▸ **Document excerpt**:
## START
He advised being in coordination with other district departments, utility partners and key vendors to help with not just the transition but understanding the process. An example of something key he had to consider was bus range being affected by heater use.
“It’s too much for one person to know everything,” he noted.
He recommended talking to other districts and attending state and national conferences to crowdsource information from others with electrification experience.
It’s also crucial to get buy-in from transportation staff. When purchasing his ESBs, Sawyer said he was glad to see IC Bus had electric options as those are the buses his drivers like to operate and his mechanics like to work on. He added that processes will need to change, such as pre-trip inspections, and extra training will need to be completed.
“We’re at the forefront of this and it’s exciting. But it’s going to have some learning curves to it,” he said.
He added that school board members, especially those who drive Tesla’s, are excited about the vehicles and have already been driven around in an ESB.
## END
▸ **Written request 1**: Translate this sentence from the electric school bus text into Spanish: "He recommended talking to other districts and attending state and national conferences to crowdsource information from others with electrification experience."
▸ **Written request 2**: Carry on the electric school bus text with a few more sentences, starting right after its last line.

▸ **Record list**:
## START
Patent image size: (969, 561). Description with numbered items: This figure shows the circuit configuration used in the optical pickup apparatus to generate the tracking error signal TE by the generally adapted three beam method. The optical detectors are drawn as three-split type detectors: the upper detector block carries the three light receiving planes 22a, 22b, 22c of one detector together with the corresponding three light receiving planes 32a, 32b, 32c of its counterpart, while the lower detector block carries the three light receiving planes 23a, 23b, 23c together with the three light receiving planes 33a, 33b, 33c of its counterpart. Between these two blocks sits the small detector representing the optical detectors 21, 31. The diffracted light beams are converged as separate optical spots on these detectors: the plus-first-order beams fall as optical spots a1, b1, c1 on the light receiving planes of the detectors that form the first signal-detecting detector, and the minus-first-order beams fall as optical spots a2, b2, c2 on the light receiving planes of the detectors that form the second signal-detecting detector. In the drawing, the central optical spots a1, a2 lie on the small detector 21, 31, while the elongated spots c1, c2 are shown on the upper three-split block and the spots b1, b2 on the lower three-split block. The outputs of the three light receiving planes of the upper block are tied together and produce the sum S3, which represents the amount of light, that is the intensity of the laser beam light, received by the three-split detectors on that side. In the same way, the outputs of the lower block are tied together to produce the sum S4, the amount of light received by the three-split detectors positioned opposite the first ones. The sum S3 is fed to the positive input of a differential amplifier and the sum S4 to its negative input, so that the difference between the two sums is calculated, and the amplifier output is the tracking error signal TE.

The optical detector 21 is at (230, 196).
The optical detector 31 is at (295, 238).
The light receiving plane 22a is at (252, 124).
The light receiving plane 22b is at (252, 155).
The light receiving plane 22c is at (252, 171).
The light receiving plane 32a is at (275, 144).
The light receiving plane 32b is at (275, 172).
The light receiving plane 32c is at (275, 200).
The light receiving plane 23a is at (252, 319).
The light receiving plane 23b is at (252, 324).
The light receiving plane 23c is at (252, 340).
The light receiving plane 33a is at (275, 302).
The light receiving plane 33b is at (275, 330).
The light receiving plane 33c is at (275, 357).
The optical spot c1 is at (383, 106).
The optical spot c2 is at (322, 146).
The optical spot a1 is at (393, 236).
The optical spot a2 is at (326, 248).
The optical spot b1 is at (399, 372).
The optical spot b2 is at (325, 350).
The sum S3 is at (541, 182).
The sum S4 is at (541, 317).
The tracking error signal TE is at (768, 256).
## END
## START
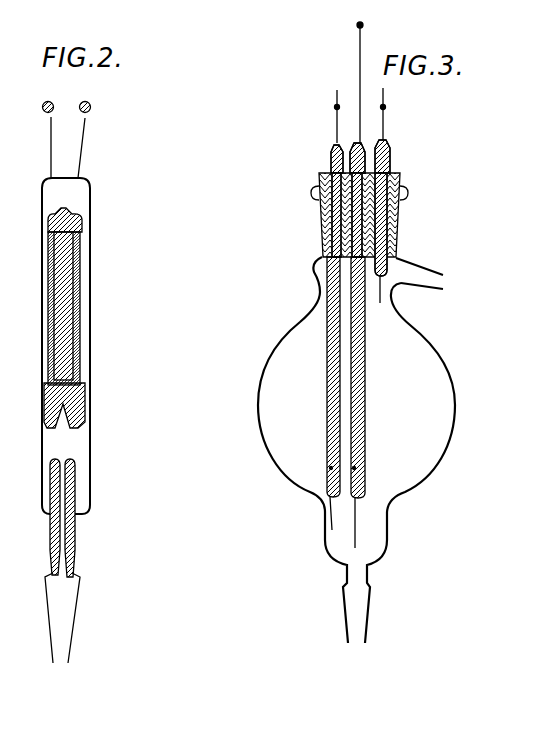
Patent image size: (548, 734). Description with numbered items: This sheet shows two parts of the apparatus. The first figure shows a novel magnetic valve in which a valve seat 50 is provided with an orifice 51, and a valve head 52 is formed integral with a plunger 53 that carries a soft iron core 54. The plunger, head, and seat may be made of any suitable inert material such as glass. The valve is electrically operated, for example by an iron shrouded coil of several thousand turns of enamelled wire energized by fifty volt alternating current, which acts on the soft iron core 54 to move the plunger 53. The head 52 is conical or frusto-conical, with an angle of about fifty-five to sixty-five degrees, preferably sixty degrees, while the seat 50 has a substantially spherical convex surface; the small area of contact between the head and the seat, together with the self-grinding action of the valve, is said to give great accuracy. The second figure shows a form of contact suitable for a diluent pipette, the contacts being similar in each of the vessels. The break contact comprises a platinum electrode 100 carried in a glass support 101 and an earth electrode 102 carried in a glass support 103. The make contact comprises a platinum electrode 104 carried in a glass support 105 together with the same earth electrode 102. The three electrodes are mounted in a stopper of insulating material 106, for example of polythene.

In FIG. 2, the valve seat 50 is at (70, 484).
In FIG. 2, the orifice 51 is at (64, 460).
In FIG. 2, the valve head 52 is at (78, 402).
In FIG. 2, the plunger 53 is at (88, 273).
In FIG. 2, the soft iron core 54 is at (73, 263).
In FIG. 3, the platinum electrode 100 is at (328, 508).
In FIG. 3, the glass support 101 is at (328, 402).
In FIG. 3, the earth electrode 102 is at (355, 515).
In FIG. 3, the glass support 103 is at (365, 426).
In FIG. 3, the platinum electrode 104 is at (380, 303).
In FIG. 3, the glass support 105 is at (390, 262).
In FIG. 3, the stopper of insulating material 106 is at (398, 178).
## END
▸ **Output 1**: Recomendó hablar con otros distritos y asistir a conferencias estatales y nacionales para recabar información de manera colectiva de otras personas con experiencia en electrificación.

▸ **Output 2**:
He also attested to the positive reaction from drivers. “Your brain isn’t rattling all day, it’s more comfortable,” he quipped.
John Paul Jewell, regional sales manager with ENGIE, reviewed mandates in New York and California that require new school bus purchases to be electric by 2027 and 2035, respectively. He confirmed that other states are developing similar mandates.
In addition, he noted that there is much funding available via sources ranging from local utilities to the federal government. The federal Inflation Reduction Act includes $1 billion for medium- and heavy-duty commercial electric vehicles, charging infrastructure and related workforce training. The newest round of the EPA’s Clean School Bus Program is also accepting rebate applications through Jan. 31, 2024.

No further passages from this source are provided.